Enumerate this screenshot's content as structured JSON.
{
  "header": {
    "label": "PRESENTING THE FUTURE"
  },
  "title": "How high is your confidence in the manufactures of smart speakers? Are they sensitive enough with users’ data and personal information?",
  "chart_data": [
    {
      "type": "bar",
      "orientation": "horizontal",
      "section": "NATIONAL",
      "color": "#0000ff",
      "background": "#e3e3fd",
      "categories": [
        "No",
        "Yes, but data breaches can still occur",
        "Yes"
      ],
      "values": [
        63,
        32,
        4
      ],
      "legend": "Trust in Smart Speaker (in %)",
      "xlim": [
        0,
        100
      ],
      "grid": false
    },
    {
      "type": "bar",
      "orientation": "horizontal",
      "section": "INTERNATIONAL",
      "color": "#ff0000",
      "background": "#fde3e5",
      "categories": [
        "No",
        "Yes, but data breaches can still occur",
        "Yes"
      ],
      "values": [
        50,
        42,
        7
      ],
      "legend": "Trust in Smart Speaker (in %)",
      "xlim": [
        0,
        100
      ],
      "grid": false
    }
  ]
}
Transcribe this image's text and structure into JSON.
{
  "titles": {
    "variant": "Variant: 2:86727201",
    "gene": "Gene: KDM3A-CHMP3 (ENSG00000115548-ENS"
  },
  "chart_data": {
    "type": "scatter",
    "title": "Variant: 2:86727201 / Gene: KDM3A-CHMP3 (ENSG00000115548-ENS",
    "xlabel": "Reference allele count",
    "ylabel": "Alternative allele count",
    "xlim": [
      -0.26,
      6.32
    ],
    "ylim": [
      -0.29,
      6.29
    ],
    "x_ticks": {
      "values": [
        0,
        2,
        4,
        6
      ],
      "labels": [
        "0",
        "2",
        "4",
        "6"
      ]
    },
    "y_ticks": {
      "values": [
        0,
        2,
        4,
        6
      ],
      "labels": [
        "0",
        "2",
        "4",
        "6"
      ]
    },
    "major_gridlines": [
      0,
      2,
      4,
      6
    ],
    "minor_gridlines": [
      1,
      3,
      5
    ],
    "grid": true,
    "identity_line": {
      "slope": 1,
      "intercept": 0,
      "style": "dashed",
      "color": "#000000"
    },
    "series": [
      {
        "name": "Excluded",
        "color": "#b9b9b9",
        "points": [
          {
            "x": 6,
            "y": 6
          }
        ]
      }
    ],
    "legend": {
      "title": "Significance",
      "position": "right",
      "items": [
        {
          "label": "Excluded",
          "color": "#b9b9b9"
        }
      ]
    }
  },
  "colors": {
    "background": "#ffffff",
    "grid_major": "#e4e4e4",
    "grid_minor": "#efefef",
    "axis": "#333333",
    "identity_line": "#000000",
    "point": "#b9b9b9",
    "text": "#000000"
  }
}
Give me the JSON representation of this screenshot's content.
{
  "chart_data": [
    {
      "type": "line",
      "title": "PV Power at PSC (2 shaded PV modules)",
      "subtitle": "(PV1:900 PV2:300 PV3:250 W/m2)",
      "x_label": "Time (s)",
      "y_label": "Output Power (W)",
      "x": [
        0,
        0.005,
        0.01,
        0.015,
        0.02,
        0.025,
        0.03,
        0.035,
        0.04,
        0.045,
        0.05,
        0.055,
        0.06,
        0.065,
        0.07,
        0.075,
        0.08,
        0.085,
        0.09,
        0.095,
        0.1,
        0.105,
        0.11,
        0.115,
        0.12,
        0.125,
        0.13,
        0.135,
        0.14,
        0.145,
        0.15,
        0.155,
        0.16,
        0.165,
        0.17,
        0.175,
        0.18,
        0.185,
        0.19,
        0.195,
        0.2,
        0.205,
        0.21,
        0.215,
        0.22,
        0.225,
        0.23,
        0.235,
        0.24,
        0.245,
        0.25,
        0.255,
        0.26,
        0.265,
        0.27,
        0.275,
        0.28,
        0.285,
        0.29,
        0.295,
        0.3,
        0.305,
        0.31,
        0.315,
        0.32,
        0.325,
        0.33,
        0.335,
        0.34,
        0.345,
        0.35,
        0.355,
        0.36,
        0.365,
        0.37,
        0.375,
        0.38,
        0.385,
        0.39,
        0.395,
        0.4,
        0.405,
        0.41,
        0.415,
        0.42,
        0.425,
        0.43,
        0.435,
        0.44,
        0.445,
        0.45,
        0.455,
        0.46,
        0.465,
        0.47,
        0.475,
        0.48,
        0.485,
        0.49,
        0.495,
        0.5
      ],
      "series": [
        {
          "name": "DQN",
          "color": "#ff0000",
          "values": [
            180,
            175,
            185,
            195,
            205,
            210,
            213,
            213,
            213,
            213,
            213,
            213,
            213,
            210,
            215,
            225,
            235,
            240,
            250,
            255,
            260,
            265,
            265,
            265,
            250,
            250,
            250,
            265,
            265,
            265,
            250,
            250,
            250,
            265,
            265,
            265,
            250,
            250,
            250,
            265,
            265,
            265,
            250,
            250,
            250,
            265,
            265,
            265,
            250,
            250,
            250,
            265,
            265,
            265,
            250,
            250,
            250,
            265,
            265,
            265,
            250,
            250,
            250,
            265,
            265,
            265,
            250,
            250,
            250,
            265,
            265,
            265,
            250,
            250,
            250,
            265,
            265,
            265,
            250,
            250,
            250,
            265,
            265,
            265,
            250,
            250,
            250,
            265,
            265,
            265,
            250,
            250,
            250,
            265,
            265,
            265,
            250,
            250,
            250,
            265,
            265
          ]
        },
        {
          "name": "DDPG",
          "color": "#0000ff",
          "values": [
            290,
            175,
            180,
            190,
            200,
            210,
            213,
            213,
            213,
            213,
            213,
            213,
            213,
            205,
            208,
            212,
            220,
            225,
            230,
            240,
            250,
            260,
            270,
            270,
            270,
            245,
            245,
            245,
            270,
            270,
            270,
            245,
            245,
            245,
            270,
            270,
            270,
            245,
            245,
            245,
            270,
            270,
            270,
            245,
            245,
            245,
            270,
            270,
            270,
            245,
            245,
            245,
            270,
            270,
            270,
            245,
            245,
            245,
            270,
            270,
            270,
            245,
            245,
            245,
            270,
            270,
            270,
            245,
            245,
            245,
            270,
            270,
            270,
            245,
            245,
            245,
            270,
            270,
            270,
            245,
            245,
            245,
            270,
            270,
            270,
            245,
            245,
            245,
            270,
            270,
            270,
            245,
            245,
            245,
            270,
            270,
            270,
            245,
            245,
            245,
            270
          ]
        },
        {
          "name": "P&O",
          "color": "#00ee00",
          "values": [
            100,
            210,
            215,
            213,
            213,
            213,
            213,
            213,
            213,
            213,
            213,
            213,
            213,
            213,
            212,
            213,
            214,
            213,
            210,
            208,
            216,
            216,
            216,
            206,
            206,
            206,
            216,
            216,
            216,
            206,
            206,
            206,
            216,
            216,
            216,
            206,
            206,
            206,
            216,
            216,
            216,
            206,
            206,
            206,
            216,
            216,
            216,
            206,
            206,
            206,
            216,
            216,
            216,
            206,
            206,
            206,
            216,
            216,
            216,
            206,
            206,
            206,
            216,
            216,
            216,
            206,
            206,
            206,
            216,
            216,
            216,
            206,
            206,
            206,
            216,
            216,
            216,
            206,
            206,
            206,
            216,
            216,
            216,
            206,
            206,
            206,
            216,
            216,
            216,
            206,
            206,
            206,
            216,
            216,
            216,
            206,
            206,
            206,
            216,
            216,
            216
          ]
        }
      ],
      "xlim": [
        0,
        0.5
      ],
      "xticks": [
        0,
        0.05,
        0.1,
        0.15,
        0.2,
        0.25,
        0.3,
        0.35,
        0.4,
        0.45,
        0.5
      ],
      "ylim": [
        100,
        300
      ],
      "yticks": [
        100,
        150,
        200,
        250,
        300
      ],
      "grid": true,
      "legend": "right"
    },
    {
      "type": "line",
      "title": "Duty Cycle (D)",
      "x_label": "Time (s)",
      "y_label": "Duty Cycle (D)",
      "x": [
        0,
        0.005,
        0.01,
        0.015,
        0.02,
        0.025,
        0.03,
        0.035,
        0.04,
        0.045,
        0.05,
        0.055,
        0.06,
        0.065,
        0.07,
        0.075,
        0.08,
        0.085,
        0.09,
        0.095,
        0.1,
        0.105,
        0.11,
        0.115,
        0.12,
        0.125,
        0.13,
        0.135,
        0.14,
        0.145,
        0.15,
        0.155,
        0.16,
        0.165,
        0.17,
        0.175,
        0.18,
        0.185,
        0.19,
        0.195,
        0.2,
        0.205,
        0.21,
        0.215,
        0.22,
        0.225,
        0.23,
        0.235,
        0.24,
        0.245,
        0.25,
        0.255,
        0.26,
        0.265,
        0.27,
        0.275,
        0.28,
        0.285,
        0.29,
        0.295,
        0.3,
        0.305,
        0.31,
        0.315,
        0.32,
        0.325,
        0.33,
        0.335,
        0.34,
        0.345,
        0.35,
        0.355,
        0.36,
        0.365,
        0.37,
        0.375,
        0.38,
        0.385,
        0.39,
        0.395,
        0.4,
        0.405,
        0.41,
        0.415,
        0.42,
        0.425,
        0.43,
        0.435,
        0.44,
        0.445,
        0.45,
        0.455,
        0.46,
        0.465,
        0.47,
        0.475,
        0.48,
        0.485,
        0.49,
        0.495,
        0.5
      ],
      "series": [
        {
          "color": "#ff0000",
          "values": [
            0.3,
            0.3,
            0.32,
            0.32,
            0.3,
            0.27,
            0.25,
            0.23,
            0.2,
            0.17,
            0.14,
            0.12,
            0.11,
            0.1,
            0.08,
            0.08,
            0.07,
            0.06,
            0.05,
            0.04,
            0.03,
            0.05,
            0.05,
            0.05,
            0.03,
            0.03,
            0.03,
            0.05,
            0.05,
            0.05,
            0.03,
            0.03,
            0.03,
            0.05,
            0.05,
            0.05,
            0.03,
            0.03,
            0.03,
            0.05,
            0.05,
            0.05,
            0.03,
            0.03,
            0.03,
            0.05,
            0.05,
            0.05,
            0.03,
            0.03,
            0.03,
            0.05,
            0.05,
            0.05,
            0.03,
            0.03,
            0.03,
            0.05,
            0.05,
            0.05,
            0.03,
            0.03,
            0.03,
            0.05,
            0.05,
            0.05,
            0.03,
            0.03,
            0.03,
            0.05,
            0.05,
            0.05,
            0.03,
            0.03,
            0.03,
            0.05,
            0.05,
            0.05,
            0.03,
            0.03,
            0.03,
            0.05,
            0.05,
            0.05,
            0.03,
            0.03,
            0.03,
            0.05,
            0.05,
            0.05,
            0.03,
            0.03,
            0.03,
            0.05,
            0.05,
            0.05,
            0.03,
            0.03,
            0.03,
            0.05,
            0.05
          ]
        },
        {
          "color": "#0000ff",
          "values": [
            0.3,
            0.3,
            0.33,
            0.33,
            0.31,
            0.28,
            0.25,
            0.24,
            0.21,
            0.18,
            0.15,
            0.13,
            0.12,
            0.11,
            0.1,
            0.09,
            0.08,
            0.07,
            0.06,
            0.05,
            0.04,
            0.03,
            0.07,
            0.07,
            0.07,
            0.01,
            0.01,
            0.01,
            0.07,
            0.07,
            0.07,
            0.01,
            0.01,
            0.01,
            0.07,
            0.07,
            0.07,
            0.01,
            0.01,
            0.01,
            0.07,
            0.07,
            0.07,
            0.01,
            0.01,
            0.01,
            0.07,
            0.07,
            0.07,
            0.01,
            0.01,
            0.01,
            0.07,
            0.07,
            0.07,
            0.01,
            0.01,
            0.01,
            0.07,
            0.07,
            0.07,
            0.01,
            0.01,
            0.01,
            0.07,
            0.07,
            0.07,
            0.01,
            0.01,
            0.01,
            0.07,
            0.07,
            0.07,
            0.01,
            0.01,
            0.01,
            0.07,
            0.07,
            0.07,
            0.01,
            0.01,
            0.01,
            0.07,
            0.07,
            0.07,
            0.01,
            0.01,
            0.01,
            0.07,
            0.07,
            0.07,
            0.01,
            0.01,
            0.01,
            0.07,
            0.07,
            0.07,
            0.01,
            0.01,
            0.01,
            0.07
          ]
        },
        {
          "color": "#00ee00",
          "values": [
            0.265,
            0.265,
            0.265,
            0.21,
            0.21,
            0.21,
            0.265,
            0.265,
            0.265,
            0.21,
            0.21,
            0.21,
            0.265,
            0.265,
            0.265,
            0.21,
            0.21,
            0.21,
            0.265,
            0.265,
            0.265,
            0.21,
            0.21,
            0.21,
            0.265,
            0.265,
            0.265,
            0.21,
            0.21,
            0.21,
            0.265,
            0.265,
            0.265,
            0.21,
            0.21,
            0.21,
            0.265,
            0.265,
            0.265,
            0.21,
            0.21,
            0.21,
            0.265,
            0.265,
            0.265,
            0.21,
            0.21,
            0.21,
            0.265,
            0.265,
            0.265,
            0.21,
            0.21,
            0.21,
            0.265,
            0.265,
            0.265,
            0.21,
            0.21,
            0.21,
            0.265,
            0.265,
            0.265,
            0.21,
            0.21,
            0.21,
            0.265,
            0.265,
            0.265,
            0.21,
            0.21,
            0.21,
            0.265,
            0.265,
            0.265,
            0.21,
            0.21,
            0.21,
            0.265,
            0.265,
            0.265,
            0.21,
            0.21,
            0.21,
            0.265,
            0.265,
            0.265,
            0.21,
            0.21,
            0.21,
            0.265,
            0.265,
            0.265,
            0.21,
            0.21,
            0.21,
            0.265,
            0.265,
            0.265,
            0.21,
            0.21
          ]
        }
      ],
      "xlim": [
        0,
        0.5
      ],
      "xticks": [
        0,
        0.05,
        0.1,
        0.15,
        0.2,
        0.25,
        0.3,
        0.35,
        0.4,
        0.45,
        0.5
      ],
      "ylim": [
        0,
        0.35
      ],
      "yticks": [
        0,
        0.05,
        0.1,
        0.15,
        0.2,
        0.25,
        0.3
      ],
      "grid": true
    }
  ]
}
# # # # # # #
GIVEN EXERCISE: Filter the data for the string "Duty" and copy every line that has it.

PROBLEM SOLUTION:
      "title": "Duty Cycle (D)",
      "y_label": "Duty Cycle (D)",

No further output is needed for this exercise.